#### [Short exercise]
Your task is to retype each line of the data below exactly.

====== Data shown ======

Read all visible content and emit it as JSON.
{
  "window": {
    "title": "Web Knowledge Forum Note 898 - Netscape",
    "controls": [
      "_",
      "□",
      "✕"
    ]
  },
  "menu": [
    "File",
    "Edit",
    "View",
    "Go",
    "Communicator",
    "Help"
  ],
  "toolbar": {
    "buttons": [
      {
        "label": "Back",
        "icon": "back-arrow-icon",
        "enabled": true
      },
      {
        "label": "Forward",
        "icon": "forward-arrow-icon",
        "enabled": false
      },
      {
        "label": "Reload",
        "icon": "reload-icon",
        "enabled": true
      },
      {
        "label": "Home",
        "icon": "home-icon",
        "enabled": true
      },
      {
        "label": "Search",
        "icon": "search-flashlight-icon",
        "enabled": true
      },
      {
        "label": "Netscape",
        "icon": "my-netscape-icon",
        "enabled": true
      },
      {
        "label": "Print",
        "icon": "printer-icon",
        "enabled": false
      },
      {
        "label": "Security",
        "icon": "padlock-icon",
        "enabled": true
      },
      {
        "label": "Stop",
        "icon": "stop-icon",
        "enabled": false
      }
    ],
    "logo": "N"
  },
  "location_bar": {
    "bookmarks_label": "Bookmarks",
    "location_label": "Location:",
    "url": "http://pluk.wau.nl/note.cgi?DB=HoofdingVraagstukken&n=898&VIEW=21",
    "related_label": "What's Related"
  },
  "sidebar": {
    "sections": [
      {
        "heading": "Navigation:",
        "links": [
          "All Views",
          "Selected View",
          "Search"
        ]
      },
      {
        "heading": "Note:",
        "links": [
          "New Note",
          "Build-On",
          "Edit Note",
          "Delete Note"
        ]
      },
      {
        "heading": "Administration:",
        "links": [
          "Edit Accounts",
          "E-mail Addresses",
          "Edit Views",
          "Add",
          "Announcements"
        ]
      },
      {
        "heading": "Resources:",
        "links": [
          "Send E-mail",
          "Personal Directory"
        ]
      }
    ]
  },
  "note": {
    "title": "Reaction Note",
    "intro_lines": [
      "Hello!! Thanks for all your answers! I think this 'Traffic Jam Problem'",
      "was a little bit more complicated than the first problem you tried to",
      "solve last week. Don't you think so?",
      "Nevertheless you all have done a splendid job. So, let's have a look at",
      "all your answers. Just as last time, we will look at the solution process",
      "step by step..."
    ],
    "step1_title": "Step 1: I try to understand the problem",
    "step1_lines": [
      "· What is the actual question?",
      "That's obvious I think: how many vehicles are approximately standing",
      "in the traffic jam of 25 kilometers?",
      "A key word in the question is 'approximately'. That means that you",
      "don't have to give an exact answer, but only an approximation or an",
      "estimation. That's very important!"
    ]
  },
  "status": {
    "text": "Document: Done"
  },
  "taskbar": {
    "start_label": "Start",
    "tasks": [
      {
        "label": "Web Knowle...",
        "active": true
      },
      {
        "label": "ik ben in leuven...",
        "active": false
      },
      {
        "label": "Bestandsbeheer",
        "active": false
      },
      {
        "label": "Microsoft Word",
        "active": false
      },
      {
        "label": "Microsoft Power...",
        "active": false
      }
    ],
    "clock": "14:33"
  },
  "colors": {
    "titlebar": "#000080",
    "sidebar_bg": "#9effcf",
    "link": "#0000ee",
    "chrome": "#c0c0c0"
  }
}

======

#### [Output]
Read all visible content and emit it as JSON.
{
  "window": {
    "title": "Web Knowledge Forum Note 898 - Netscape",
    "controls": [
      "_",
      "□",
      "✕"
    ]
  },
  "menu": [
    "File",
    "Edit",
    "View",
    "Go",
    "Communicator",
    "Help"
  ],
  "toolbar": {
    "buttons": [
      {
        "label": "Back",
        "icon": "back-arrow-icon",
        "enabled": true
      },
      {
        "label": "Forward",
        "icon": "forward-arrow-icon",
        "enabled": false
      },
      {
        "label": "Reload",
        "icon": "reload-icon",
        "enabled": true
      },
      {
        "label": "Home",
        "icon": "home-icon",
        "enabled": true
      },
      {
        "label": "Search",
        "icon": "search-flashlight-icon",
        "enabled": true
      },
      {
        "label": "Netscape",
        "icon": "my-netscape-icon",
        "enabled": true
      },
      {
        "label": "Print",
        "icon": "printer-icon",
        "enabled": false
      },
      {
        "label": "Security",
        "icon": "padlock-icon",
        "enabled": true
      },
      {
        "label": "Stop",
        "icon": "stop-icon",
        "enabled": false
      }
    ],
    "logo": "N"
  },
  "location_bar": {
    "bookmarks_label": "Bookmarks",
    "location_label": "Location:",
    "url": "http://pluk.wau.nl/note.cgi?DB=HoofdingVraagstukken&n=898&VIEW=21",
    "related_label": "What's Related"
  },
  "sidebar": {
    "sections": [
      {
        "heading": "Navigation:",
        "links": [
          "All Views",
          "Selected View",
          "Search"
        ]
      },
      {
        "heading": "Note:",
        "links": [
          "New Note",
          "Build-On",
          "Edit Note",
          "Delete Note"
        ]
      },
      {
        "heading": "Administration:",
        "links": [
          "Edit Accounts",
          "E-mail Addresses",
          "Edit Views",
          "Add",
          "Announcements"
        ]
      },
      {
        "heading": "Resources:",
        "links": [
          "Send E-mail",
          "Personal Directory"
        ]
      }
    ]
  },
  "note": {
    "title": "Reaction Note",
    "intro_lines": [
      "Hello!! Thanks for all your answers! I think this 'Traffic Jam Problem'",
      "was a little bit more complicated than the first problem you tried to",
      "solve last week. Don't you think so?",
      "Nevertheless you all have done a splendid job. So, let's have a look at",
      "all your answers. Just as last time, we will look at the solution process",
      "step by step..."
    ],
    "step1_title": "Step 1: I try to understand the problem",
    "step1_lines": [
      "· What is the actual question?",
      "That's obvious I think: how many vehicles are approximately standing",
      "in the traffic jam of 25 kilometers?",
      "A key word in the question is 'approximately'. That means that you",
      "don't have to give an exact answer, but only an approximation or an",
      "estimation. That's very important!"
    ]
  },
  "status": {
    "text": "Document: Done"
  },
  "taskbar": {
    "start_label": "Start",
    "tasks": [
      {
        "label": "Web Knowle...",
        "active": true
      },
      {
        "label": "ik ben in leuven...",
        "active": false
      },
      {
        "label": "Bestandsbeheer",
        "active": false
      },
      {
        "label": "Microsoft Word",
        "active": false
      },
      {
        "label": "Microsoft Power...",
        "active": false
      }
    ],
    "clock": "14:33"
  },
  "colors": {
    "titlebar": "#000080",
    "sidebar_bg": "#9effcf",
    "link": "#0000ee",
    "chrome": "#c0c0c0"
  }
}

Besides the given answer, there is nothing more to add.